Begin Records provided

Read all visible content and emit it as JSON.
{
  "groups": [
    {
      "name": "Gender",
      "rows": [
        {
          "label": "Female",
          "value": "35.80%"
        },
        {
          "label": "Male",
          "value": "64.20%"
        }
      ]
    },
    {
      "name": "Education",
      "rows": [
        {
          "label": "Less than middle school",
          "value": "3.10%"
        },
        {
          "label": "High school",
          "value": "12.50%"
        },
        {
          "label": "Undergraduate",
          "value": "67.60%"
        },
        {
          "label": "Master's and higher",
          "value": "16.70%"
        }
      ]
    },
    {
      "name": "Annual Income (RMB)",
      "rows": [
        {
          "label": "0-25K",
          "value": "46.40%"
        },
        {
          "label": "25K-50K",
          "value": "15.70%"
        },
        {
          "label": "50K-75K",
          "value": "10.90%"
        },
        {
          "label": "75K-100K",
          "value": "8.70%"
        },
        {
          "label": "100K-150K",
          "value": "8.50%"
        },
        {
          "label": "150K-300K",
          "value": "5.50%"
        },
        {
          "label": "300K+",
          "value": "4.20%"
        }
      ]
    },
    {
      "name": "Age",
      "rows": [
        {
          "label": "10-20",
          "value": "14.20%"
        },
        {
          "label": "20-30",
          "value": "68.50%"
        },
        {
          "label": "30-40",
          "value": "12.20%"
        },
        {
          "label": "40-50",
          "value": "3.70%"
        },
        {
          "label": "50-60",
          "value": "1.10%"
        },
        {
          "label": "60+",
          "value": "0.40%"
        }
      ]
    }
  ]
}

End Records provided

> _Instruction_
Pull every line containing "name" from the material above.

> _Final result_
      "name": "Gender",
      "name": "Education",
      "name": "Annual Income (RMB)",
      "name": "Age",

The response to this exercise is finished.